▼
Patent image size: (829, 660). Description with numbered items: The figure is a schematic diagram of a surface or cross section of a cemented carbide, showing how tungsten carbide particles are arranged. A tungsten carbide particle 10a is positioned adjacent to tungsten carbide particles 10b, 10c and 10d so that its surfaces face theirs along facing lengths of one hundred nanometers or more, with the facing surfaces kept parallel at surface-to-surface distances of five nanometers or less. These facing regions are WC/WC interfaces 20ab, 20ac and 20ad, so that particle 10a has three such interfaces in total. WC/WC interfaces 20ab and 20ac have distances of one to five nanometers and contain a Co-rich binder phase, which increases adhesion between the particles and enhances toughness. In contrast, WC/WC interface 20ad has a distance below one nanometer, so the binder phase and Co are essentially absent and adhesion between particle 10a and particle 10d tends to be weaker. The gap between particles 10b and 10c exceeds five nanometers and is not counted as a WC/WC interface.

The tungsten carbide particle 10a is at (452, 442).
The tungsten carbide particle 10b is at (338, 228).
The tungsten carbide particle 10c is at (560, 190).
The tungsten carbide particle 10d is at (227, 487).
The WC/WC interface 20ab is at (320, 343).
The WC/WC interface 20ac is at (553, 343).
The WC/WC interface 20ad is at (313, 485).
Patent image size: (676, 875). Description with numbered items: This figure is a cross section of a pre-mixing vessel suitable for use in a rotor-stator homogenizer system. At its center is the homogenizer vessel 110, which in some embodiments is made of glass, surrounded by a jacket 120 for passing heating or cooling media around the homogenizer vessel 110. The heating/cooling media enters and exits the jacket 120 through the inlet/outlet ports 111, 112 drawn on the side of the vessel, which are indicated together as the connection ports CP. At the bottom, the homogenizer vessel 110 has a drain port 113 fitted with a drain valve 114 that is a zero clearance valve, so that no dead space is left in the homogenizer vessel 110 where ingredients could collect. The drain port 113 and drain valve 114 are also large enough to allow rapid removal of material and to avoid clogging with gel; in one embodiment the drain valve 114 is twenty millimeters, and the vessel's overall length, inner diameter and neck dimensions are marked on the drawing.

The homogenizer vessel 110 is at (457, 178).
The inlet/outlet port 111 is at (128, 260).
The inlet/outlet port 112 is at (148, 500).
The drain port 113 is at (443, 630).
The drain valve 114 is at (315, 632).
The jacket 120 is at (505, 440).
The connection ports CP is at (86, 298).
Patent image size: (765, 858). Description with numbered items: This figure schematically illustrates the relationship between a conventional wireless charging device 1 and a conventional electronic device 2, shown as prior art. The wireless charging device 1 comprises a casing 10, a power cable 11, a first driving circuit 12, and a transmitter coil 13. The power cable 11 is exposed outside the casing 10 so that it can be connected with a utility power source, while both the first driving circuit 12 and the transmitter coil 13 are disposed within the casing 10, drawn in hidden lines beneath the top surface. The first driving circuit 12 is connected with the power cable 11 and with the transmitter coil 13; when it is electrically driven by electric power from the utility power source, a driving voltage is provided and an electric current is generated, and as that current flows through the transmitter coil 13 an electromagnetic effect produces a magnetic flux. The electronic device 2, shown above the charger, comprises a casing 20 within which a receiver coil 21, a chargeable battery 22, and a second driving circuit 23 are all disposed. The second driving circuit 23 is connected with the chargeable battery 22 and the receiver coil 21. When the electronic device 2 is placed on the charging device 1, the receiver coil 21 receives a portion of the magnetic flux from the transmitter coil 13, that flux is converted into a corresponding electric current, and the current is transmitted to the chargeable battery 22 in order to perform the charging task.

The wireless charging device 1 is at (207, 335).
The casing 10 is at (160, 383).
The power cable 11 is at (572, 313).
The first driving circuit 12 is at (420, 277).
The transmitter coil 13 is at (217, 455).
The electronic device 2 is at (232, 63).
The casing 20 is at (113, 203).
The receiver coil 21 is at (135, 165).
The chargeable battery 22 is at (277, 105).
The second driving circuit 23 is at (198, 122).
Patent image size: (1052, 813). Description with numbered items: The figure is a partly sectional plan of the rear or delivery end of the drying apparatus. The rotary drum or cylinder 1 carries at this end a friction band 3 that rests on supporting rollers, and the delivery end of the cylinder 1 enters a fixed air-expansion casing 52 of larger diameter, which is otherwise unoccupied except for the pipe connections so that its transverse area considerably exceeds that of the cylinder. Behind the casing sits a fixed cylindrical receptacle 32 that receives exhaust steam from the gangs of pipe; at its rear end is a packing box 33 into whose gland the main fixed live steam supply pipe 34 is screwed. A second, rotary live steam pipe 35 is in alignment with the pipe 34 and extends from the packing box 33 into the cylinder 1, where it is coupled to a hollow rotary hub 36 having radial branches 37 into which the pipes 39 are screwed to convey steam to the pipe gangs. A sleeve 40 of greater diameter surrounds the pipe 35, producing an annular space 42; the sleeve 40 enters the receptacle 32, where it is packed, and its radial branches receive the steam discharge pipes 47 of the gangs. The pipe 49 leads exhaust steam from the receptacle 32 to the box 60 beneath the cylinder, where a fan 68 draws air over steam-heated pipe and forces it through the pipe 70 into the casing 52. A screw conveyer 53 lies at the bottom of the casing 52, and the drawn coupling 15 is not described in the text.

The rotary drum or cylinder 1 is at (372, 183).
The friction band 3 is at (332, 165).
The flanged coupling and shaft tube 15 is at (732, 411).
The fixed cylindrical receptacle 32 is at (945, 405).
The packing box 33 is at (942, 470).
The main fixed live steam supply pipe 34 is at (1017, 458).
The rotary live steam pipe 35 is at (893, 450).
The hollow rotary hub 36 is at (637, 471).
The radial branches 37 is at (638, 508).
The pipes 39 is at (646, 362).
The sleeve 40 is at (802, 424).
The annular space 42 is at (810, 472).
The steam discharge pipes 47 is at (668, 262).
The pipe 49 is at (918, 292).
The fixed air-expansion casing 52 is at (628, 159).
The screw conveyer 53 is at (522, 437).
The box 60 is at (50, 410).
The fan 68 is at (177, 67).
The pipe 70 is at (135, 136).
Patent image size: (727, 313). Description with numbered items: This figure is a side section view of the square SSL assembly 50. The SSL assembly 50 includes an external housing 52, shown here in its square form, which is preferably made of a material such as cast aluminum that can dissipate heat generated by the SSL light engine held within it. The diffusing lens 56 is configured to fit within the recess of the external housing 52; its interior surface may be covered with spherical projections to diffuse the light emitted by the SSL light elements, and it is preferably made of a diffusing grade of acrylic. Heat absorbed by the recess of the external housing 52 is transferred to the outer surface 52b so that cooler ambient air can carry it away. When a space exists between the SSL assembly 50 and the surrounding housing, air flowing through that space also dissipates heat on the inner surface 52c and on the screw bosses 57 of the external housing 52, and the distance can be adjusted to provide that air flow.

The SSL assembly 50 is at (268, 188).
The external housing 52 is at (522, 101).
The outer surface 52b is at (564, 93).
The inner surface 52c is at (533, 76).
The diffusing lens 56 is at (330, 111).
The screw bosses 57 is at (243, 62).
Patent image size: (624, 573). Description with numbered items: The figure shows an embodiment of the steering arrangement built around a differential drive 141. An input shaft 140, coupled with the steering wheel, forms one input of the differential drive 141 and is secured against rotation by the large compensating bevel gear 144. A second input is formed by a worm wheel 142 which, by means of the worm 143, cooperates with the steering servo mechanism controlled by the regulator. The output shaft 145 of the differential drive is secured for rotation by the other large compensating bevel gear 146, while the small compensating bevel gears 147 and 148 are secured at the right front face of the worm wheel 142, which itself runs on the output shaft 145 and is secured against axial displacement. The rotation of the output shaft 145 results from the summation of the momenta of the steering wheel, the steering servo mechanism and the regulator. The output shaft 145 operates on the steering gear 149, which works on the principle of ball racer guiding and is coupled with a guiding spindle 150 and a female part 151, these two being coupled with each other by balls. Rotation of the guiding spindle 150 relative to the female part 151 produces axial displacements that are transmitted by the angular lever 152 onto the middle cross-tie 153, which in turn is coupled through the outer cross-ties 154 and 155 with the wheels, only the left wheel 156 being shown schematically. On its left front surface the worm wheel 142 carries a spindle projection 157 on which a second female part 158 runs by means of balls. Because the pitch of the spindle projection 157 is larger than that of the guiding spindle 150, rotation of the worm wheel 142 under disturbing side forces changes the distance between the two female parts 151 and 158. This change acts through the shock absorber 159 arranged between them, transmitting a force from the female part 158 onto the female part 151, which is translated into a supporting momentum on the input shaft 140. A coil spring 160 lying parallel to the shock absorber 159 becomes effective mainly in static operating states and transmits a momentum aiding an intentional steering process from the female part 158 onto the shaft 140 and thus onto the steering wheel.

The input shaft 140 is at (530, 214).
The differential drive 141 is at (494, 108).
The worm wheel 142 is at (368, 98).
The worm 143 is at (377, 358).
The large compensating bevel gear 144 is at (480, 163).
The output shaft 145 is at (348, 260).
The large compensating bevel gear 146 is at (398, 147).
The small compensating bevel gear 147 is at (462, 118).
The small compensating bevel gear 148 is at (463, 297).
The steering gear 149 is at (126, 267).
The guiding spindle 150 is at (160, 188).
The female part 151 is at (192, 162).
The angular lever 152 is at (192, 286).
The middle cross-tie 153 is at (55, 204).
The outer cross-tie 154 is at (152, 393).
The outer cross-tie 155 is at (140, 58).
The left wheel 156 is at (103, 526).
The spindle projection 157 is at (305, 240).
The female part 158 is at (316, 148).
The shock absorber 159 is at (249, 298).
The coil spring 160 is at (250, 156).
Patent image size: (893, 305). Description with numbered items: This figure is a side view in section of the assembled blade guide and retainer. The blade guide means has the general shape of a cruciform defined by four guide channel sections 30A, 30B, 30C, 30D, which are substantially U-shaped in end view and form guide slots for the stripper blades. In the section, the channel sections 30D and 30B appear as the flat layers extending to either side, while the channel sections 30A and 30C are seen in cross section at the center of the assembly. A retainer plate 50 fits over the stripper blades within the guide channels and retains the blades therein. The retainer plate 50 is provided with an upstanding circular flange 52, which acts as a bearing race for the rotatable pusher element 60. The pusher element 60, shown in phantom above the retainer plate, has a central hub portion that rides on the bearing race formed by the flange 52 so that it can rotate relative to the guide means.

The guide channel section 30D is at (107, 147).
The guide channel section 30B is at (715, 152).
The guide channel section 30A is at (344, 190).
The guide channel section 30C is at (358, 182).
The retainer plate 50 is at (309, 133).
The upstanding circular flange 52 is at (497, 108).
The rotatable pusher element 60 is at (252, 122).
▲
▸ GIVEN REQUEST
Reproduce the rows starting with the line containing "Patent image size: (727, 313)." and going on through the line containing "The screw bosses 57 is at (243, 62).", swapping "side section view" for "sectional side view" and leaving everything else unchanged.

▸ RESPONSE FOR THIS EXERCISE
Patent image size: (727, 313). Description with numbered items: This figure is a sectional side view of the square SSL assembly 50. The SSL assembly 50 includes an external housing 52, shown here in its square form, which is preferably made of a material such as cast aluminum that can dissipate heat generated by the SSL light engine held within it. The diffusing lens 56 is configured to fit within the recess of the external housing 52; its interior surface may be covered with spherical projections to diffuse the light emitted by the SSL light elements, and it is preferably made of a diffusing grade of acrylic. Heat absorbed by the recess of the external housing 52 is transferred to the outer surface 52b so that cooler ambient air can carry it away. When a space exists between the SSL assembly 50 and the surrounding housing, air flowing through that space also dissipates heat on the inner surface 52c and on the screw bosses 57 of the external housing 52, and the distance can be adjusted to provide that air flow.

The SSL assembly 50 is at (268, 188).
The external housing 52 is at (522, 101).
The outer surface 52b is at (564, 93).
The inner surface 52c is at (533, 76).
The diffusing lens 56 is at (330, 111).
The screw bosses 57 is at (243, 62).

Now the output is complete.